#### [TASK STATEMENT]
List each line holding the string "color".

Data entries for graphics:

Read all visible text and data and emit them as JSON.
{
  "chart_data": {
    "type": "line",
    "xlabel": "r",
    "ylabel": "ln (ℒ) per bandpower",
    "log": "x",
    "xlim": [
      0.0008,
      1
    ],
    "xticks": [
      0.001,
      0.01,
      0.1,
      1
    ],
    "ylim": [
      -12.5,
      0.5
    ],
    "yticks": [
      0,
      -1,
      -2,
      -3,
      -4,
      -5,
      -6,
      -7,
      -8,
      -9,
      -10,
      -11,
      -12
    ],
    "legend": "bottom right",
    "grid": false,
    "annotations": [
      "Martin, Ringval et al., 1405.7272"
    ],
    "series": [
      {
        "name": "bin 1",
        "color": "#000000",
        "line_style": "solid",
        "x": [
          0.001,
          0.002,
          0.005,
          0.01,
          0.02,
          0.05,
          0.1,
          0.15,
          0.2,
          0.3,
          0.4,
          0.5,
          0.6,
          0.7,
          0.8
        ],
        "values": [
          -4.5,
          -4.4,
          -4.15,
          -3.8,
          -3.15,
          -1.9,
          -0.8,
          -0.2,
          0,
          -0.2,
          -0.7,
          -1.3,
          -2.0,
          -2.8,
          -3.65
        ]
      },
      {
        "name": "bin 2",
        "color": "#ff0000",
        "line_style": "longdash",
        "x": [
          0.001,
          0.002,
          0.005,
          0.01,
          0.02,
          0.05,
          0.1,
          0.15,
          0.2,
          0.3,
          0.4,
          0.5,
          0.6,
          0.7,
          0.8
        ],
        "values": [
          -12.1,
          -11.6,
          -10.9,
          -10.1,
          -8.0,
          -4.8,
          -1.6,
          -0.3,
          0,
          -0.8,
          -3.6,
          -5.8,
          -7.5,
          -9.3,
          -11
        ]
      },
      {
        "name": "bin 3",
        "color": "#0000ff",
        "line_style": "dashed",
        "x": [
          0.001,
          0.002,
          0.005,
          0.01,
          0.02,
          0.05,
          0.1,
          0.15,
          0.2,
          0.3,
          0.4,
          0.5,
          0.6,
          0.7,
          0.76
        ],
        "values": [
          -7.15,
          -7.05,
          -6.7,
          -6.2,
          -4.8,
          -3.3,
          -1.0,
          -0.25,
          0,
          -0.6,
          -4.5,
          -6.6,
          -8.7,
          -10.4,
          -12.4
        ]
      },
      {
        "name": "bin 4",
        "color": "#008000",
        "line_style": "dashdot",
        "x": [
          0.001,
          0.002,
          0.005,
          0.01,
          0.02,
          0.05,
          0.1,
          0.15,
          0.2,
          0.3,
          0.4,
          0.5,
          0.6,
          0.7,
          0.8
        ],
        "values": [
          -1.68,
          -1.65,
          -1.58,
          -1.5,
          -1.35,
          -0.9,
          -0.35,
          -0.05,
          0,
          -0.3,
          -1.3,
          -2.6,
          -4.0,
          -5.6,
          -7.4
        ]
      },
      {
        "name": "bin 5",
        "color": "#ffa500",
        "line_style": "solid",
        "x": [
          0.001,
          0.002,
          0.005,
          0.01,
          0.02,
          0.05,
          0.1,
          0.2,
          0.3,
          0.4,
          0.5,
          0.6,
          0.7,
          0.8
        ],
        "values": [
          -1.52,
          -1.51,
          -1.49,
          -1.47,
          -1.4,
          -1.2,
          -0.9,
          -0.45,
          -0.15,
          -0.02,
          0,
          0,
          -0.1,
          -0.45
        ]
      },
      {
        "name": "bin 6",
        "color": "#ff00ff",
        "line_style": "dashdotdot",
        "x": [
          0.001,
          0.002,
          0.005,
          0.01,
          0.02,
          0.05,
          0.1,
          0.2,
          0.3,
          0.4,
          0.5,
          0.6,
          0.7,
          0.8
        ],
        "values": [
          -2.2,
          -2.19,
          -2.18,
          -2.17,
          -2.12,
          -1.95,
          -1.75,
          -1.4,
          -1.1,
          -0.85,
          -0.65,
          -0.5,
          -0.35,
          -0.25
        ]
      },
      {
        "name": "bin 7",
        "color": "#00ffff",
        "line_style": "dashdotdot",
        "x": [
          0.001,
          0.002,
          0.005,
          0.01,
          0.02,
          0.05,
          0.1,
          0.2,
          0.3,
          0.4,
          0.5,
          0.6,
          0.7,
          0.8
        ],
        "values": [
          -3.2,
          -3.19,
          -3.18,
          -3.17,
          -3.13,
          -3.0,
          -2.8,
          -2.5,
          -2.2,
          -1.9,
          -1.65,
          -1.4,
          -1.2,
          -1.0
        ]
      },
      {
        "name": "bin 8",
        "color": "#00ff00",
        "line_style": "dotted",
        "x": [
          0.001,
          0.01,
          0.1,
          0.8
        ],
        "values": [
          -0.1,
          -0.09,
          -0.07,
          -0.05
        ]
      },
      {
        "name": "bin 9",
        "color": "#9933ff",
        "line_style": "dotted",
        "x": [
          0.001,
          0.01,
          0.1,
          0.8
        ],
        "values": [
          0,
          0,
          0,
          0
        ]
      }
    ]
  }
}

#### [RESULT OF THE EXERCISE]
        "color": "#000000",
        "color": "#ff0000",
        "color": "#0000ff",
        "color": "#008000",
        "color": "#ffa500",
        "color": "#ff00ff",
        "color": "#00ffff",
        "color": "#00ff00",
        "color": "#9933ff",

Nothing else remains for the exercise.